The North Carolina Secretary of State can issue cease-and-desist orders, civil penalties of up to $2,000 per violation, and require restitution of all contributions received during the unlicensed period. The fact that the organization subsequently obtained a license does not retroactively authorize the earlier solicitation. Organizations discovered to have solicited without a license should contact the Secretary of State's office to discuss remediation before enforcement is initiated.
Q&A
Is a North Carolina corporate annual report separate from the charitable solicitation license renewal?
Yes. Nonprofit corporations incorporated in North Carolina must file an annual report with the Secretary of State by April 15 each year. This maintains corporate existence. The charitable solicitation license renewal is due 90 days after fiscal year end and maintains solicitation authority. Both are managed by the Secretary of State's office but are separate filings under different programs.
::::
» **REQUIREMENTS**:
#1 Sum up the passage on North Carolina charitable solicitation rules in two sentences.
#2 Write the next part of the passage on North Carolina charitable solicitation rules, starting after its last sentence.
The material after this point comes from a different source.

» **Rows from the dataset**:
::::
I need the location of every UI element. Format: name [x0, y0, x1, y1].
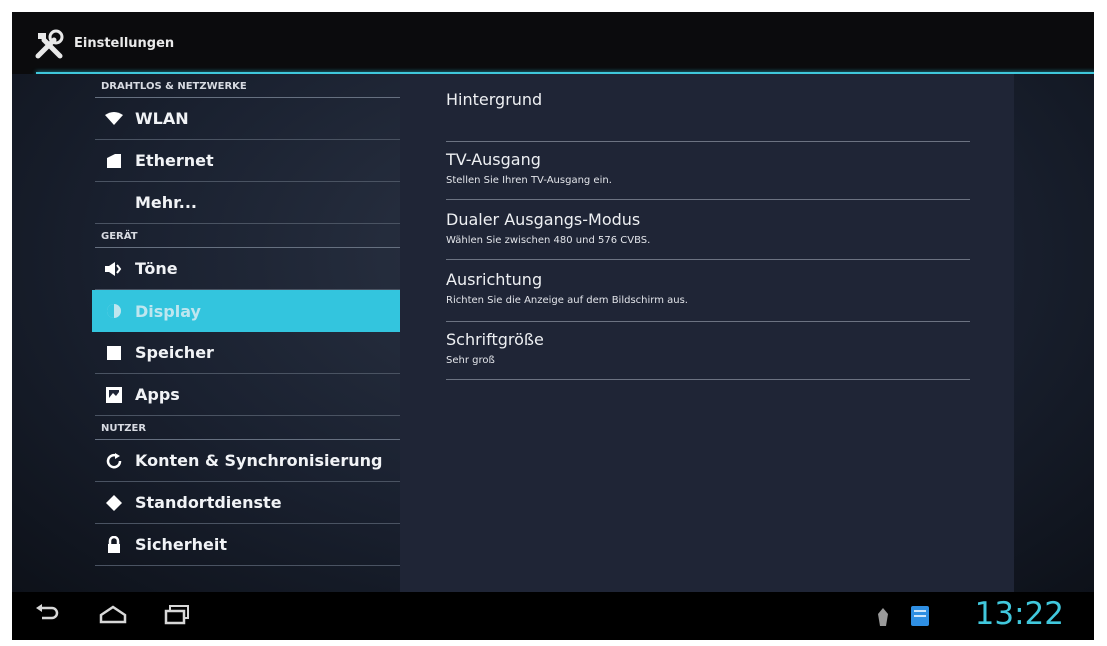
sidebar-item-label: Apps: [135, 385, 180, 404]
recent-apps-icon[interactable]: [164, 604, 190, 630]
sidebar-item-label: Sicherheit: [135, 535, 227, 554]
status-clock: 13:22: [974, 596, 1064, 632]
android-screen: Einstellungen DRAHTLOS & NETZWERKE WLAN …: [12, 12, 1094, 640]
sidebar-item-label: Speicher: [135, 343, 214, 362]
pref-title: TV-Ausgang: [446, 150, 541, 169]
sidebar-item-wlan[interactable]: WLAN: [95, 98, 400, 140]
sidebar-item-accounts[interactable]: Konten & Synchronisierung: [95, 440, 400, 482]
wifi-icon: [103, 108, 125, 130]
sidebar-item-label: Ethernet: [135, 151, 214, 170]
pref-title: Hintergrund: [446, 90, 543, 109]
speaker-icon: [103, 258, 125, 280]
pref-wallpaper[interactable]: Hintergrund: [446, 74, 970, 142]
pref-font-size[interactable]: Schriftgröße Sehr groß: [446, 322, 970, 380]
settings-sidebar: DRAHTLOS & NETZWERKE WLAN Ethernet Mehr.…: [92, 74, 400, 592]
sidebar-item-label: Konten & Synchronisierung: [135, 451, 383, 470]
pref-orientation[interactable]: Ausrichtung Richten Sie die Anzeige auf …: [446, 260, 970, 322]
apps-icon: [103, 384, 125, 406]
notification-icon[interactable]: [910, 604, 930, 632]
sidebar-item-label: Töne: [135, 259, 178, 278]
debug-icon: [874, 606, 892, 632]
settings-tools-icon[interactable]: [32, 28, 66, 62]
pref-tv-output[interactable]: TV-Ausgang Stellen Sie Ihren TV-Ausgang …: [446, 142, 970, 200]
pref-summary: Sehr groß: [446, 355, 495, 366]
sidebar-item-sound[interactable]: Töne: [95, 248, 400, 290]
storage-icon: [103, 342, 125, 364]
pref-summary: Wählen Sie zwischen 480 und 576 CVBS.: [446, 235, 651, 246]
section-header-device: GERÄT: [95, 224, 400, 248]
ethernet-icon: [103, 150, 125, 172]
sync-icon: [103, 450, 125, 472]
sidebar-item-label: Mehr...: [135, 193, 198, 212]
pref-summary: Richten Sie die Anzeige auf dem Bildschi…: [446, 295, 688, 306]
sidebar-item-more[interactable]: Mehr...: [95, 182, 400, 224]
home-icon[interactable]: [98, 604, 128, 630]
action-bar: Einstellungen: [12, 12, 1094, 74]
section-header-user: NUTZER: [95, 416, 400, 440]
pref-dual-output-mode[interactable]: Dualer Ausgangs-Modus Wählen Sie zwische…: [446, 200, 970, 260]
sidebar-item-label: Display: [135, 301, 201, 321]
location-icon: [103, 492, 125, 514]
settings-content: DRAHTLOS & NETZWERKE WLAN Ethernet Mehr.…: [12, 74, 1094, 592]
sidebar-item-ethernet[interactable]: Ethernet: [95, 140, 400, 182]
pref-title: Dualer Ausgangs-Modus: [446, 210, 641, 229]
sidebar-item-location[interactable]: Standortdienste: [95, 482, 400, 524]
sidebar-item-apps[interactable]: Apps: [95, 374, 400, 416]
page-title: Einstellungen: [74, 36, 175, 51]
pref-summary: Stellen Sie Ihren TV-Ausgang ein.: [446, 175, 612, 186]
sidebar-item-display[interactable]: Display: [92, 290, 400, 332]
display-settings-pane: Hintergrund TV-Ausgang Stellen Sie Ihren…: [400, 74, 1014, 592]
pref-title: Ausrichtung: [446, 270, 543, 289]
back-icon[interactable]: [34, 604, 60, 628]
system-navigation-bar: 13:22: [12, 592, 1094, 640]
sidebar-item-security[interactable]: Sicherheit: [95, 524, 400, 566]
pref-title: Schriftgröße: [446, 330, 544, 349]
brightness-icon: [103, 300, 125, 322]
sidebar-item-label: Standortdienste: [135, 493, 282, 512]
sidebar-item-label: WLAN: [135, 109, 189, 128]
lock-icon: [103, 534, 125, 556]
section-header-wireless: DRAHTLOS & NETZWERKE: [95, 74, 400, 98]
sidebar-item-storage[interactable]: Speicher: [95, 332, 400, 374]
::::
» **EXPECTED RESPONSES**:
#1 In North Carolina, soliciting without a license can lead to cease-and-desist orders, civil penalties of up to $2,000 per violation, and restitution of contributions received during the unlicensed period, and getting a license later does not retroactively authorize the earlier solicitation. A North Carolina nonprofit corporation's annual report, due April 15, and the charitable solicitation license renewal, due 90 days after fiscal year end, are separate filings, though the Secretary of State's office manages both.

#2
Q&A
How does North Carolina's financial statement requirement interact with the federal Single Audit threshold?
North Carolina's reviewed-statement threshold ($100,000) and audit threshold ($500,000) are based on gross receipts. The federal Single Audit threshold ($1,000,000, raised from $750,000 for fiscal years ending September 30, 2025 or later) is based on federal expenditures. These are independent. An organization with $400,000 in gross receipts and $800,000 in federal expenditures needs a reviewed statement for North Carolina and a full Single Audit for federal purposes — two separate CPA engagements.